**Aim:** Extract each line containing the string "خریدار".

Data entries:
* Start *
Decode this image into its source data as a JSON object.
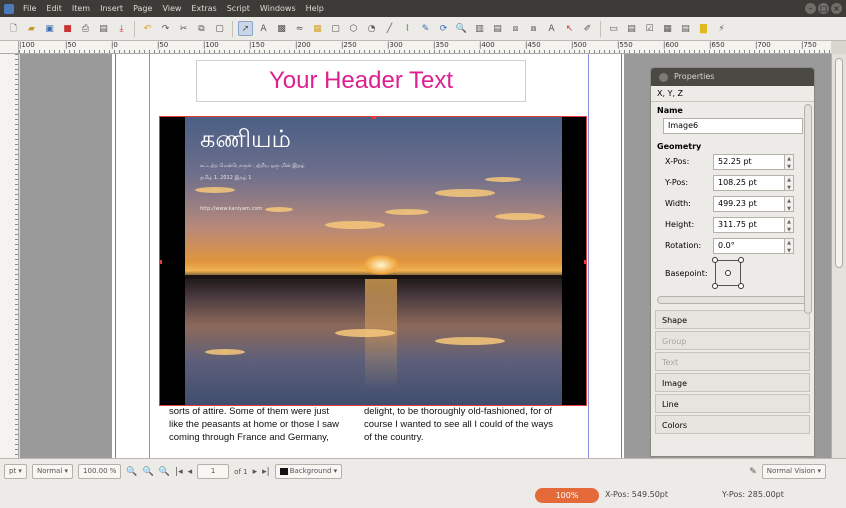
{
  "menubar": {
    "items": [
      "File",
      "Edit",
      "Item",
      "Insert",
      "Page",
      "View",
      "Extras",
      "Script",
      "Windows",
      "Help"
    ]
  },
  "ruler": {
    "labels": [
      "|100",
      "|50",
      "|0",
      "|50",
      "|100",
      "|150",
      "|200",
      "|250",
      "|300",
      "|350",
      "|400",
      "|450",
      "|500",
      "|550",
      "|600",
      "|650",
      "|700",
      "|750"
    ]
  },
  "document": {
    "header_text": "Your Header Text",
    "overlay_title": "கணியம்",
    "overlay_line1": "கட்டற்ற மென்பொருள் பற்றிய ஒரு மின் இதழ்",
    "overlay_line2": "தமிழ் 1, 2012 இதழ் 1",
    "overlay_line3": "http://www.kaniyam.com",
    "column1": [
      "sorts of attire. Some of them were just",
      "like the peasants at home or those I saw",
      "coming through France and Germany,"
    ],
    "column2": [
      "delight, to be thoroughly old-fashioned, for of",
      "course I wanted to see all I could of the ways",
      "of the country."
    ]
  },
  "properties": {
    "title": "Properties",
    "tab_xyz": "X, Y, Z",
    "name_label": "Name",
    "name_value": "Image6",
    "geometry_label": "Geometry",
    "geometry": [
      {
        "label": "X-Pos:",
        "value": "52.25 pt"
      },
      {
        "label": "Y-Pos:",
        "value": "108.25 pt"
      },
      {
        "label": "Width:",
        "value": "499.23 pt"
      },
      {
        "label": "Height:",
        "value": "311.75 pt"
      },
      {
        "label": "Rotation:",
        "value": "0.0°"
      }
    ],
    "basepoint_label": "Basepoint:",
    "sections": [
      {
        "label": "Shape",
        "enabled": true
      },
      {
        "label": "Group",
        "enabled": false
      },
      {
        "label": "Text",
        "enabled": false
      },
      {
        "label": "Image",
        "enabled": true
      },
      {
        "label": "Line",
        "enabled": true
      },
      {
        "label": "Colors",
        "enabled": true
      }
    ]
  },
  "statusbar": {
    "unit": "pt",
    "mode": "Normal",
    "zoom": "100.00 %",
    "page_current": "1",
    "page_of": "of 1",
    "layer": "Background",
    "vision": "Normal Vision"
  },
  "footer": {
    "zoom_pill": "100%",
    "xpos": "X-Pos: 549.50pt",
    "ypos": "Y-Pos: 285.00pt"
  },
  "colors": {
    "header_text": "#dd1f8f",
    "zoom_pill": "#e46a3a",
    "selection_frame": "#e53c3c"
  }
}
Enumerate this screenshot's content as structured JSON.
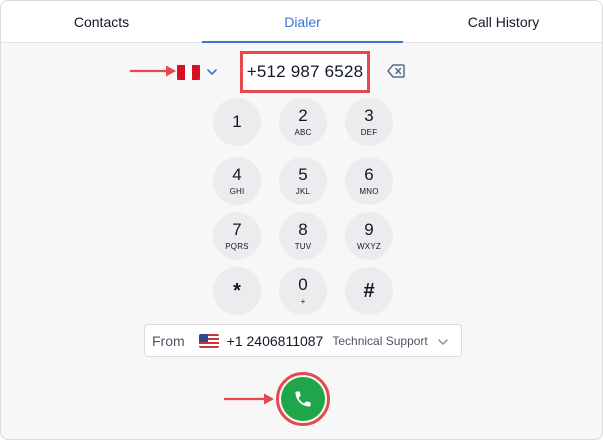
{
  "tabs": [
    {
      "label": "Contacts",
      "active": false
    },
    {
      "label": "Dialer",
      "active": true
    },
    {
      "label": "Call History",
      "active": false
    }
  ],
  "dialer": {
    "country_flag": "peru-flag-icon",
    "number": "+512 987 6528",
    "backspace_icon": "backspace-icon"
  },
  "keypad": [
    {
      "digit": "1",
      "letters": ""
    },
    {
      "digit": "2",
      "letters": "ABC"
    },
    {
      "digit": "3",
      "letters": "DEF"
    },
    {
      "digit": "4",
      "letters": "GHI"
    },
    {
      "digit": "5",
      "letters": "JKL"
    },
    {
      "digit": "6",
      "letters": "MNO"
    },
    {
      "digit": "7",
      "letters": "PQRS"
    },
    {
      "digit": "8",
      "letters": "TUV"
    },
    {
      "digit": "9",
      "letters": "WXYZ"
    },
    {
      "digit": "*",
      "letters": ""
    },
    {
      "digit": "0",
      "letters": "+"
    },
    {
      "digit": "#",
      "letters": ""
    }
  ],
  "from": {
    "label": "From",
    "flag": "us-flag-icon",
    "number": "+1 2406811087",
    "name": "Technical Support"
  },
  "colors": {
    "accent": "#3b73d6",
    "highlight": "#e5484d",
    "call_green": "#1fa64a",
    "key_bg": "#ececee"
  }
}
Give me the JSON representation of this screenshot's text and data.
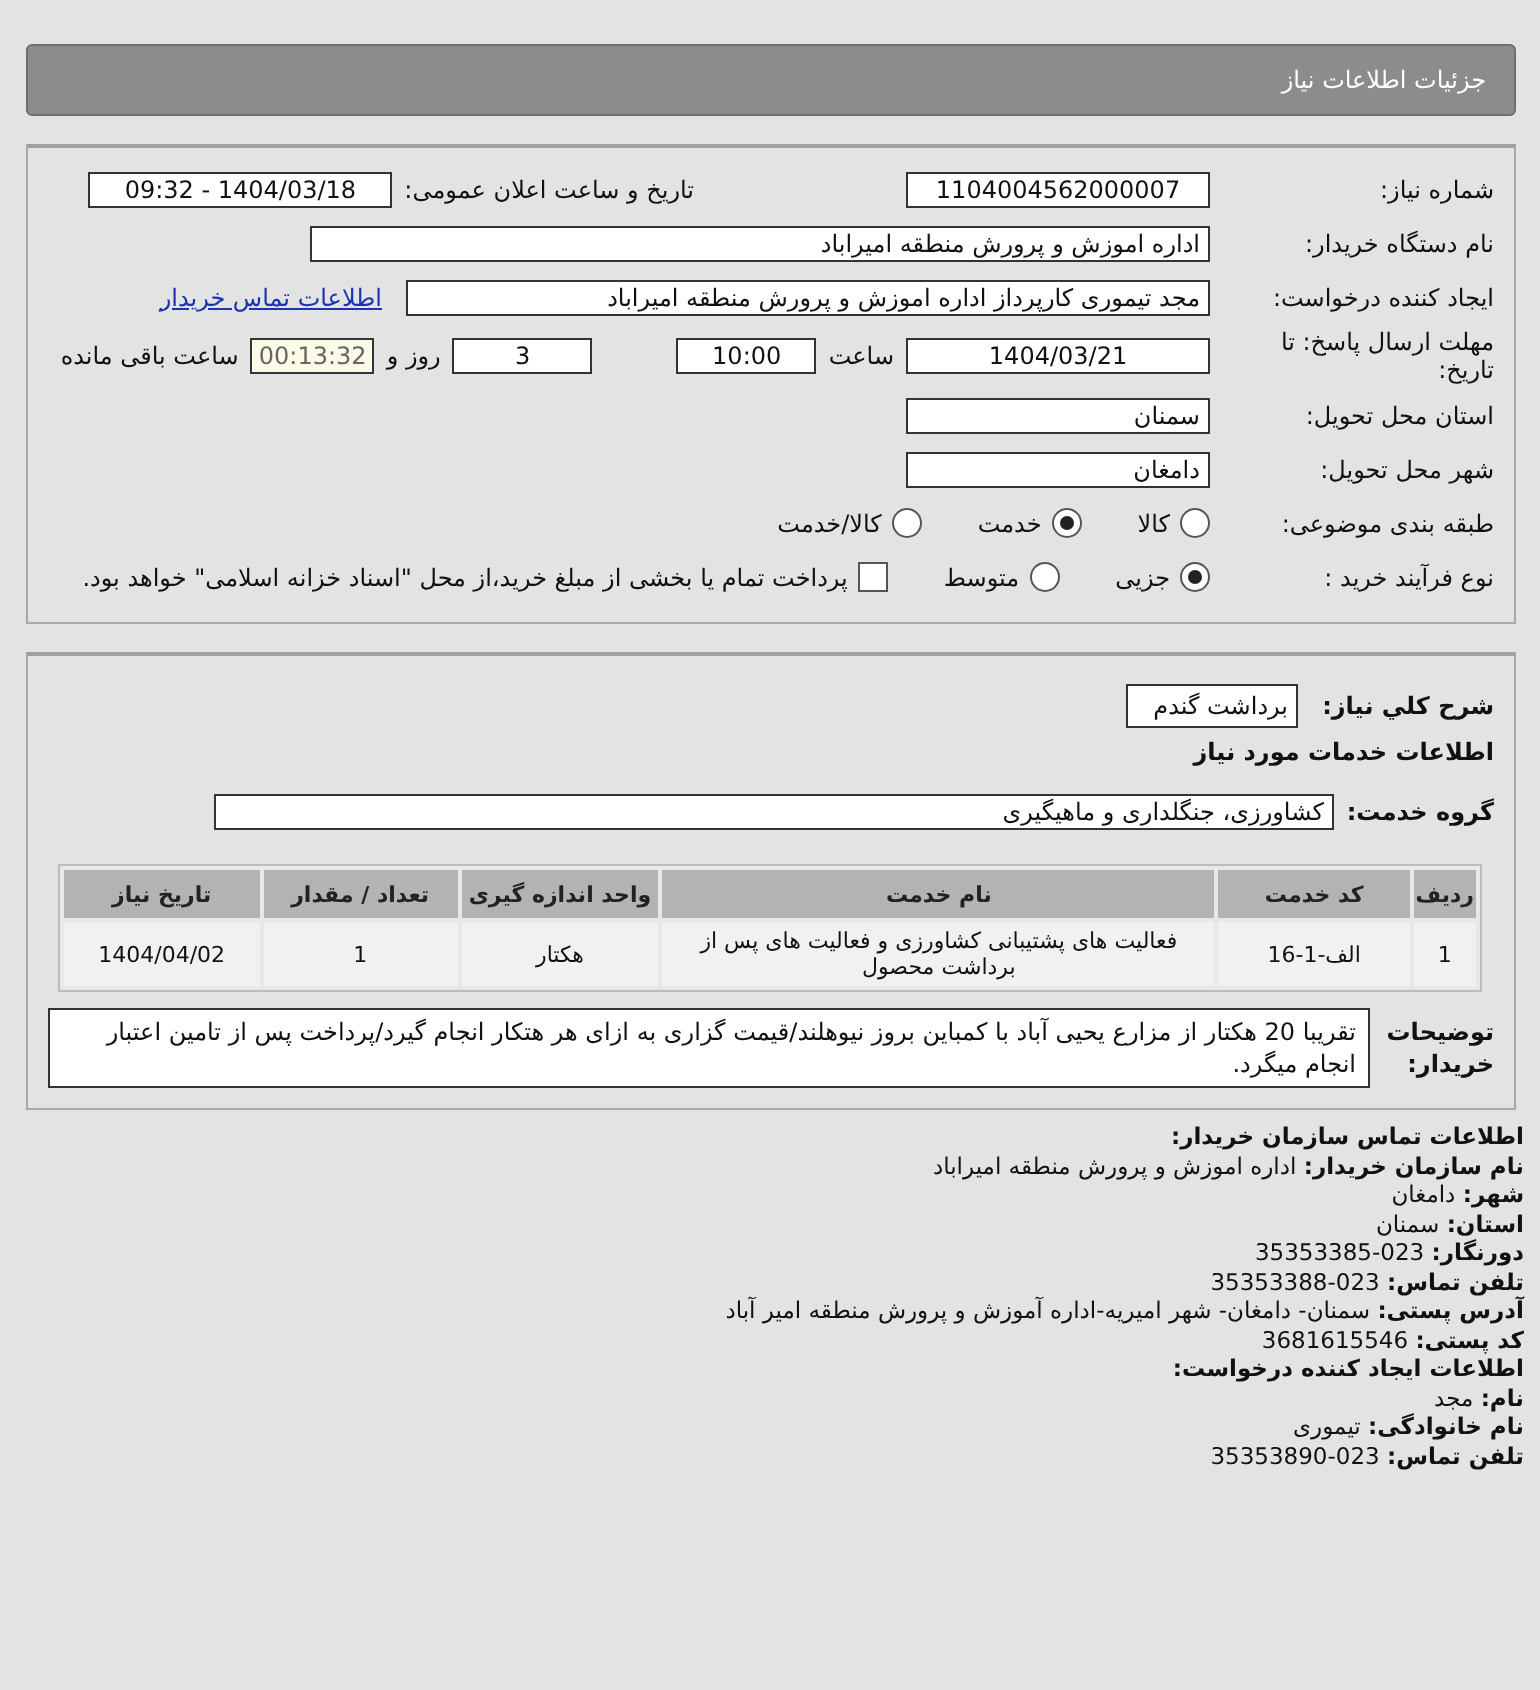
{
  "header": {
    "title": "جزئیات اطلاعات نیاز"
  },
  "details": {
    "need_number": {
      "label": "شماره نیاز:",
      "value": "1104004562000007"
    },
    "announce": {
      "label": "تاریخ و ساعت اعلان عمومی:",
      "value": "1404/03/18 - 09:32"
    },
    "buyer_org": {
      "label": "نام دستگاه خریدار:",
      "value": "اداره اموزش و پرورش منطقه امیراباد"
    },
    "requester": {
      "label": "ایجاد کننده درخواست:",
      "value": "مجد  تیموری کارپرداز اداره اموزش و پرورش منطقه امیراباد",
      "link": "اطلاعات تماس خریدار"
    },
    "deadline": {
      "label": "مهلت ارسال پاسخ: تا تاریخ:",
      "date": "1404/03/21",
      "time_label": "ساعت",
      "time": "10:00",
      "days": "3",
      "days_label": "روز و",
      "remaining": "00:13:32",
      "remaining_label": "ساعت باقی مانده"
    },
    "province": {
      "label": "استان محل تحویل:",
      "value": "سمنان"
    },
    "city": {
      "label": "شهر محل تحویل:",
      "value": "دامغان"
    },
    "category": {
      "label": "طبقه بندی موضوعی:",
      "options": [
        {
          "label": "کالا",
          "selected": false
        },
        {
          "label": "خدمت",
          "selected": true
        },
        {
          "label": "کالا/خدمت",
          "selected": false
        }
      ]
    },
    "process": {
      "label": "نوع فرآیند خرید :",
      "options": [
        {
          "label": "جزیی",
          "selected": true
        },
        {
          "label": "متوسط",
          "selected": false
        }
      ],
      "treasury": {
        "checked": false,
        "label": "پرداخت تمام یا بخشی از مبلغ خرید،از محل \"اسناد خزانه اسلامی\" خواهد بود."
      }
    }
  },
  "need": {
    "summary": {
      "label": "شرح کلي نياز:",
      "value": "برداشت گندم"
    },
    "services_heading": "اطلاعات خدمات مورد نیاز",
    "service_group": {
      "label": "گروه خدمت:",
      "value": "کشاورزی، جنگلداری و ماهیگیری"
    },
    "table": {
      "columns": [
        "ردیف",
        "کد خدمت",
        "نام خدمت",
        "واحد اندازه گیری",
        "تعداد / مقدار",
        "تاریخ نیاز"
      ],
      "rows": [
        [
          "1",
          "الف-1-16",
          "فعالیت های پشتیبانی کشاورزی و فعالیت های پس از برداشت محصول",
          "هکتار",
          "1",
          "1404/04/02"
        ]
      ]
    },
    "description": {
      "label": "توضیحات خریدار:",
      "value": "تقریبا 20 هکتار از مزارع یحیی آباد با کمباین بروز نیوهلند/قیمت گزاری به ازای هر هتکار انجام گیرد/پرداخت پس از تامین اعتبار انجام میگرد."
    }
  },
  "contact": [
    {
      "kind": "title",
      "text": "اطلاعات تماس سازمان خریدار:"
    },
    {
      "kind": "pair",
      "label": "نام سازمان خریدار:",
      "value": "اداره اموزش و پرورش منطقه امیراباد"
    },
    {
      "kind": "pair",
      "label": "شهر:",
      "value": "دامغان"
    },
    {
      "kind": "pair",
      "label": "استان:",
      "value": "سمنان"
    },
    {
      "kind": "pair",
      "label": "دورنگار:",
      "value": "023-35353385"
    },
    {
      "kind": "pair",
      "label": "تلفن تماس:",
      "value": "023-35353388"
    },
    {
      "kind": "pair",
      "label": "آدرس پستی:",
      "value": "سمنان- دامغان- شهر امیریه-اداره آموزش و پرورش منطقه امیر آباد"
    },
    {
      "kind": "pair",
      "label": "کد پستی:",
      "value": "3681615546"
    },
    {
      "kind": "title",
      "text": "اطلاعات ایجاد کننده درخواست:"
    },
    {
      "kind": "pair",
      "label": "نام:",
      "value": "مجد"
    },
    {
      "kind": "pair",
      "label": "نام خانوادگی:",
      "value": "تیموری"
    },
    {
      "kind": "pair",
      "label": "تلفن تماس:",
      "value": "023-35353890"
    }
  ]
}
* End *
**Response to this task:**
      "label": "نام دستگاه خریدار:",
      "link": "اطلاعات تماس خریدار"
      "label": "توضیحات خریدار:",
      "text": "اطلاعات تماس سازمان خریدار:"
      "label": "نام سازمان خریدار:",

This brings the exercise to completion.